## start MATERIAL SUPPLIED

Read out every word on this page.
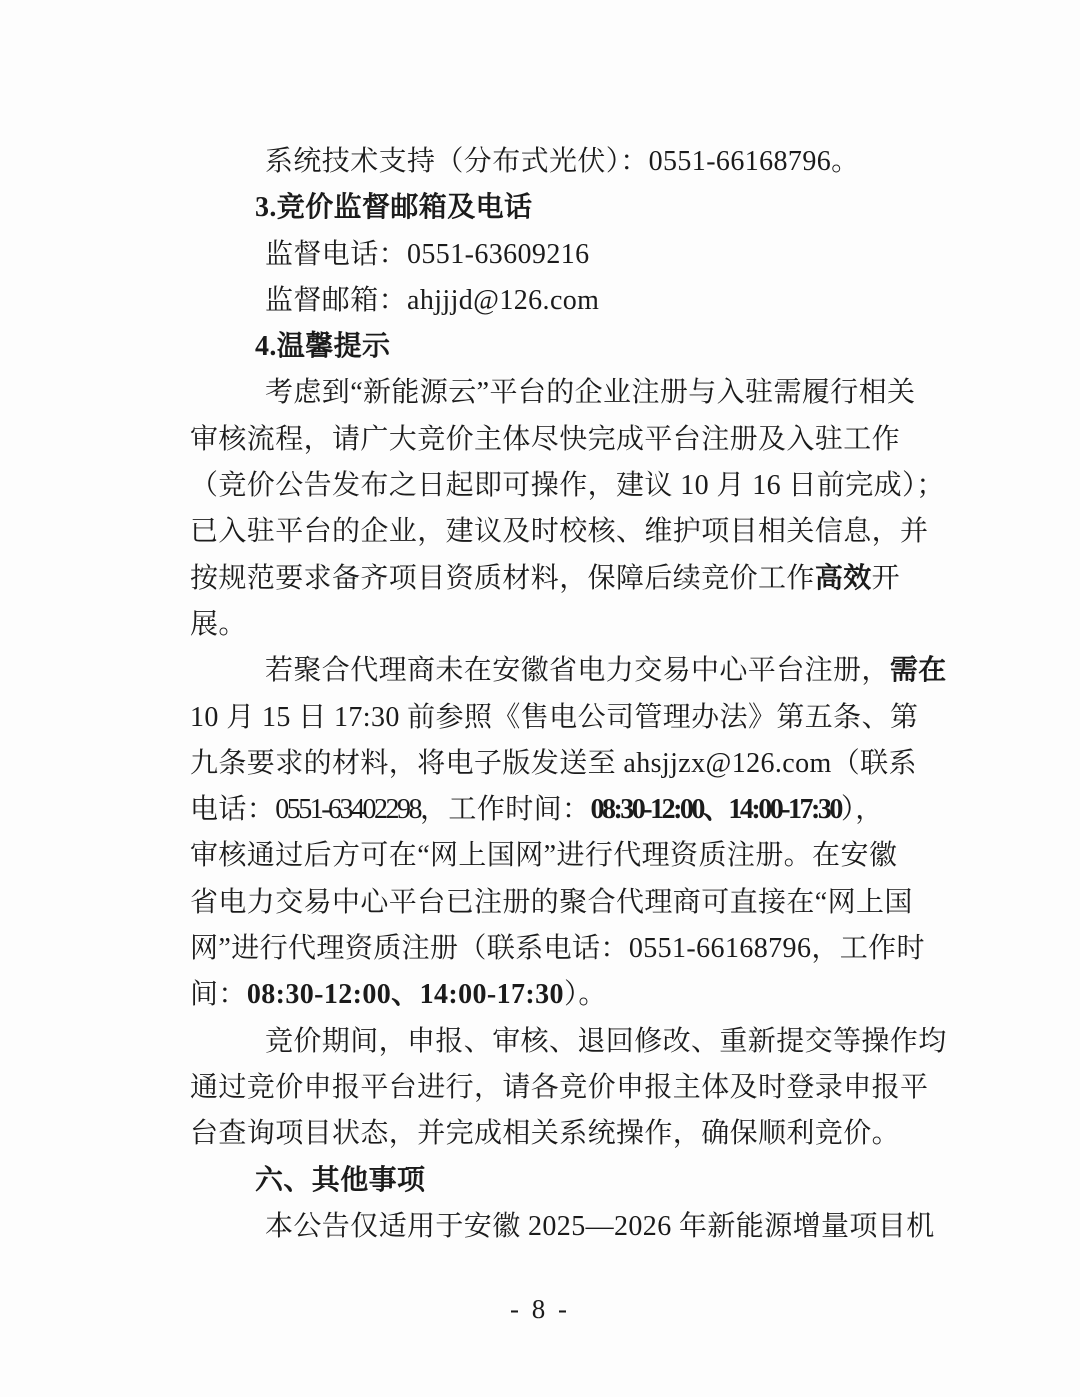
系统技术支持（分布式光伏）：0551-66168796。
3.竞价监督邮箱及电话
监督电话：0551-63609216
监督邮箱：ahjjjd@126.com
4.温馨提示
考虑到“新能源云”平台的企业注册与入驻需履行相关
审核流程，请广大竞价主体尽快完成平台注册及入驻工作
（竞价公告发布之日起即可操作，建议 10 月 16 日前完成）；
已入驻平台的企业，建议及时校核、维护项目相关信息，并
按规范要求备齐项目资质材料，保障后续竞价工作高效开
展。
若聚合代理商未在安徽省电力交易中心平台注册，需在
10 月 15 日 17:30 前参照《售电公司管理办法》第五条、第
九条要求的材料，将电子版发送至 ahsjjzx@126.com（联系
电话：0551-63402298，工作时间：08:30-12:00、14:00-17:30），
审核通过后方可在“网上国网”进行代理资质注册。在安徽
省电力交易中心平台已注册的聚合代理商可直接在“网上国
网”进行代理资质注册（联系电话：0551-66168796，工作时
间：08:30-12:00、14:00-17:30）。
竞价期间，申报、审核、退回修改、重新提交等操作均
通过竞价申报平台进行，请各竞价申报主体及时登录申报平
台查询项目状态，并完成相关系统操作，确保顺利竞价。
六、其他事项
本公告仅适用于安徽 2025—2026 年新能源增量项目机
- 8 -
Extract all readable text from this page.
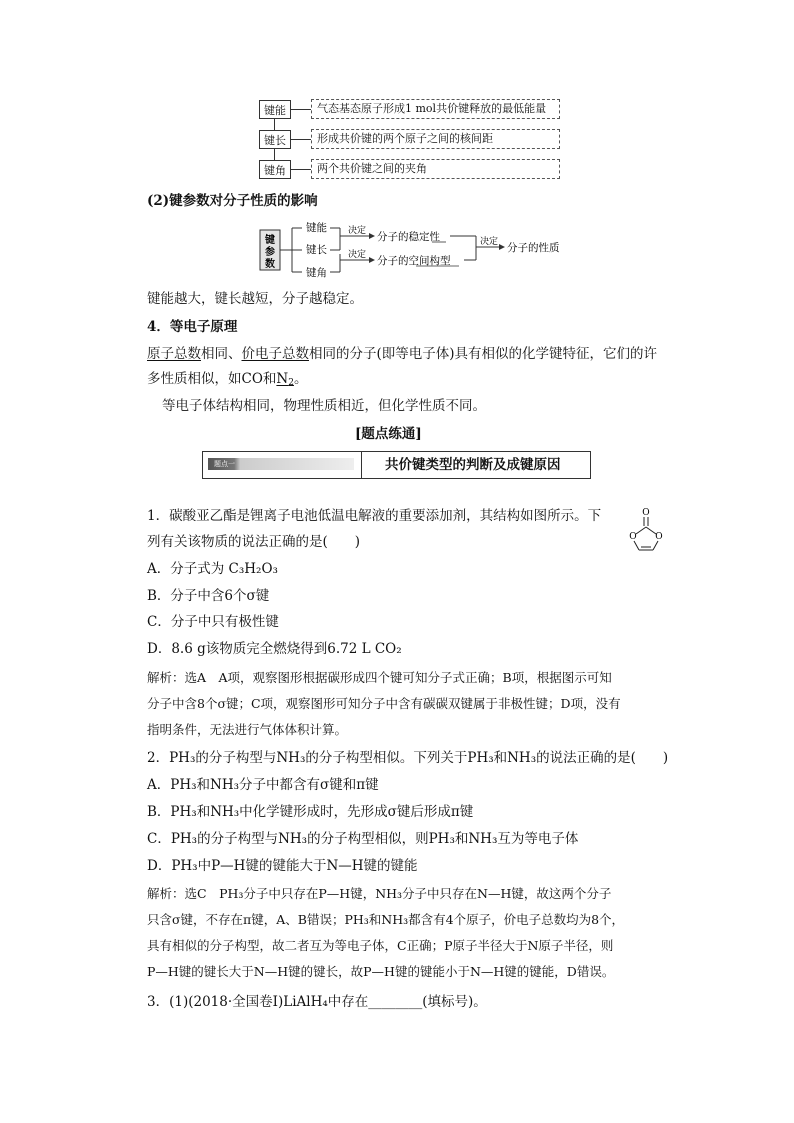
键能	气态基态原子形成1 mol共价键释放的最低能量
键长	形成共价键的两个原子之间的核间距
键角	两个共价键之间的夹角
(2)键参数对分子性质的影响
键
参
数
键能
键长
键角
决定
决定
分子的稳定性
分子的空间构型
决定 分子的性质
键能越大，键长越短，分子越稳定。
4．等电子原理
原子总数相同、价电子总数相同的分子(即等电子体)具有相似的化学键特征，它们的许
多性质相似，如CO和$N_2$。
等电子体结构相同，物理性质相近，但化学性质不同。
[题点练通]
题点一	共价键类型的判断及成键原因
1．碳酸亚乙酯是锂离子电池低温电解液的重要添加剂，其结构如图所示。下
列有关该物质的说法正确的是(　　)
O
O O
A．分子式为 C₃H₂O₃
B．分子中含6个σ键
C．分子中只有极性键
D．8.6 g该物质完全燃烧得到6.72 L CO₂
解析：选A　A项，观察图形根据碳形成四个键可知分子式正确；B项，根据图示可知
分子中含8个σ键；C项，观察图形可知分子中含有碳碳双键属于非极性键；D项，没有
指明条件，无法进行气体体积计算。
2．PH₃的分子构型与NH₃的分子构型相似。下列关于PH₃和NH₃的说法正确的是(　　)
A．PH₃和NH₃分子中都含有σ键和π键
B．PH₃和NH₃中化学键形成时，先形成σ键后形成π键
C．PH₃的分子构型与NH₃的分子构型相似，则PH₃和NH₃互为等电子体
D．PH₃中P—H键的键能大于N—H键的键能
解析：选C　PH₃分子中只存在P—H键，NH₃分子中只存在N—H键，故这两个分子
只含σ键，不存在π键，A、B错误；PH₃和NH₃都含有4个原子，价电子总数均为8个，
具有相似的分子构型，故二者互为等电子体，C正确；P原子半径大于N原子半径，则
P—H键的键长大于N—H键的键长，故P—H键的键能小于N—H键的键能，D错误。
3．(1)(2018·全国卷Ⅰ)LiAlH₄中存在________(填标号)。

## end MATERIAL SUPPLIED
## start MATERIAL SUPPLIED

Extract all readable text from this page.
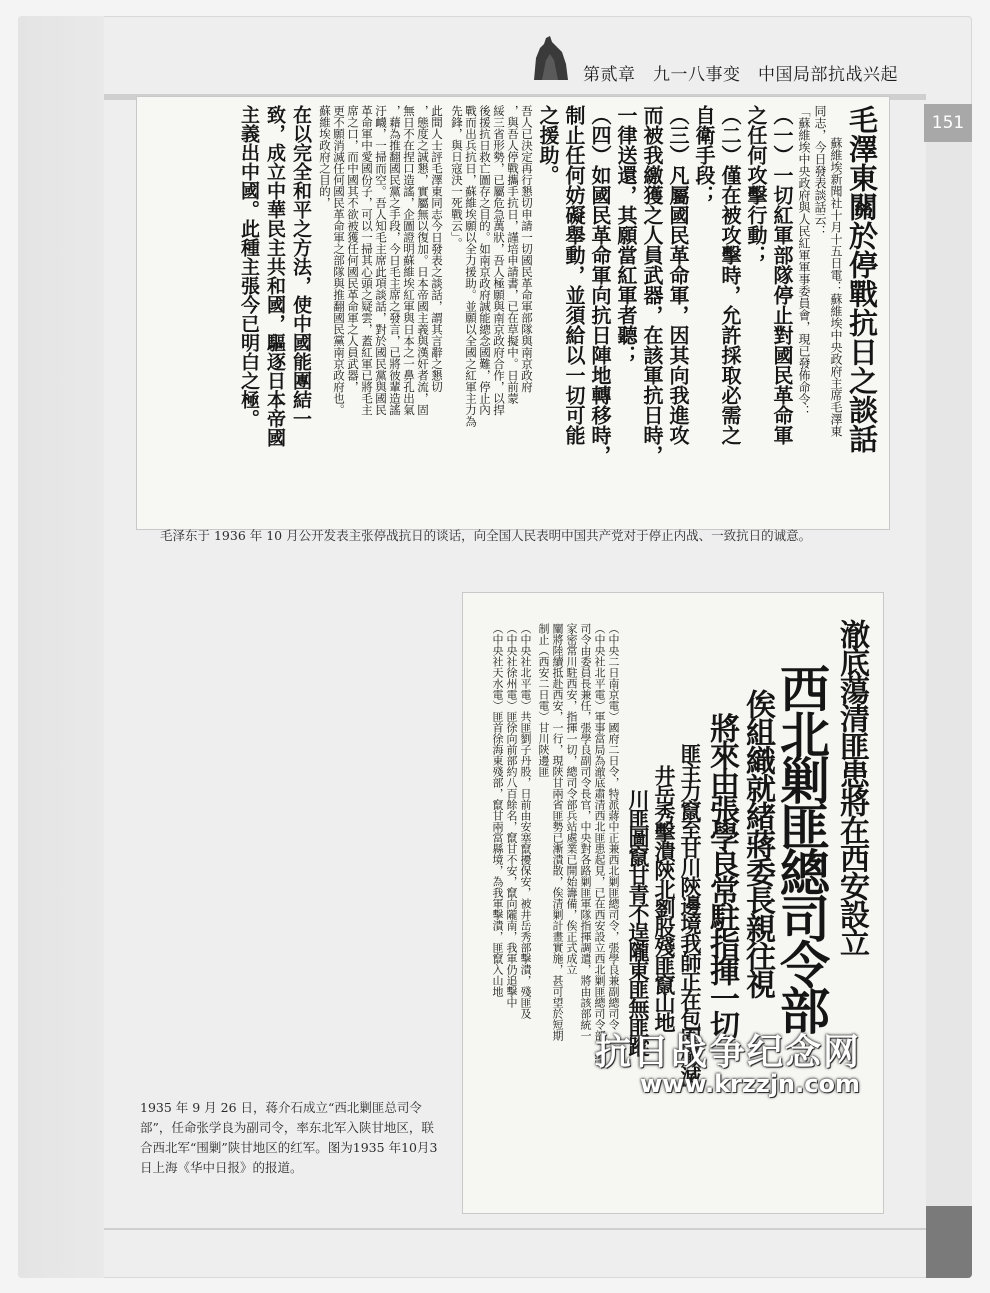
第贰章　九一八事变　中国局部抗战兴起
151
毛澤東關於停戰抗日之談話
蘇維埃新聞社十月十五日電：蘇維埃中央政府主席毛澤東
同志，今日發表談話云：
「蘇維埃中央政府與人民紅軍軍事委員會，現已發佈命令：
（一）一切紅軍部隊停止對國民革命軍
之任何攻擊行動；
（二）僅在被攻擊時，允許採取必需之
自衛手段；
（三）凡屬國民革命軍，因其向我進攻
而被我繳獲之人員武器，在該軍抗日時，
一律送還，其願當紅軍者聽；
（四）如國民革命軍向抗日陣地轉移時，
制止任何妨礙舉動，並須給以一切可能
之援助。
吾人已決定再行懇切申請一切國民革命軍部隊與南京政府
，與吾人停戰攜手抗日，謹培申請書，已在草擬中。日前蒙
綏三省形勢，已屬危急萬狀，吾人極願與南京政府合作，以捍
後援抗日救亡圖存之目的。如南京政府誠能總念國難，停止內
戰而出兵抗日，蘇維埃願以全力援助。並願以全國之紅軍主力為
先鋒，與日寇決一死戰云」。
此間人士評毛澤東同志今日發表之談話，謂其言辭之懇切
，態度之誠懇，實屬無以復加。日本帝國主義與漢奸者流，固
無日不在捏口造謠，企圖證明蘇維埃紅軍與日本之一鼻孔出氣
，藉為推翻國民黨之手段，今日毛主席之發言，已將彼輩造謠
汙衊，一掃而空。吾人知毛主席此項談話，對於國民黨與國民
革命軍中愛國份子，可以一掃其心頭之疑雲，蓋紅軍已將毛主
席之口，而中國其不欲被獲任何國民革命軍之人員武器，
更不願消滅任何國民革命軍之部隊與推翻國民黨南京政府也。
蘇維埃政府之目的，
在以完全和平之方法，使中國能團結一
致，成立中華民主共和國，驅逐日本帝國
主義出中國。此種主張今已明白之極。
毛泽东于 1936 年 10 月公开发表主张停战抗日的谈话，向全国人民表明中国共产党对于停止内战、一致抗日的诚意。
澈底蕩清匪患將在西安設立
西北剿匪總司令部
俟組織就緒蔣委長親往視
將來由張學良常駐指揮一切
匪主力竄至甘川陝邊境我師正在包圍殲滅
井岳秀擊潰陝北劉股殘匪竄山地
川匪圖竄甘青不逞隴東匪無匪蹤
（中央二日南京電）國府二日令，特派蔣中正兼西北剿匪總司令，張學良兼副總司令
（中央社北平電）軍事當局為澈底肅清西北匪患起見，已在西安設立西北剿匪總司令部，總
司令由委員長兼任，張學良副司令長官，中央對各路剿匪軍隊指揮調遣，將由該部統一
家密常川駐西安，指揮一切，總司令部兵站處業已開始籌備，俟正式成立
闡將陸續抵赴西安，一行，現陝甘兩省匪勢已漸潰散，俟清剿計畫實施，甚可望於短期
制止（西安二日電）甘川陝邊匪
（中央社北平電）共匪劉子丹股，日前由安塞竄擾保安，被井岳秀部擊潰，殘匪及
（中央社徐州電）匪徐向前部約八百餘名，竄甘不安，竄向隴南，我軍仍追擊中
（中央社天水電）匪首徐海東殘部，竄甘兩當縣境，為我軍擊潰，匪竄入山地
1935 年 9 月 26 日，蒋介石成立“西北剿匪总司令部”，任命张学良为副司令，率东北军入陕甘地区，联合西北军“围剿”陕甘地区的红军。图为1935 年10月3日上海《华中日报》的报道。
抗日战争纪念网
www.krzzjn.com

## end MATERIAL SUPPLIED

> [TASK OBJECTIVE]
Search the data for "H键的键能". Copy every line that has it.

> [SOLUTION FOR THIS EXERCISE]
D．PH₃中P—H键的键能大于N—H键的键能
P—H键的键长大于N—H键的键长，故P—H键的键能小于N—H键的键能，D错误。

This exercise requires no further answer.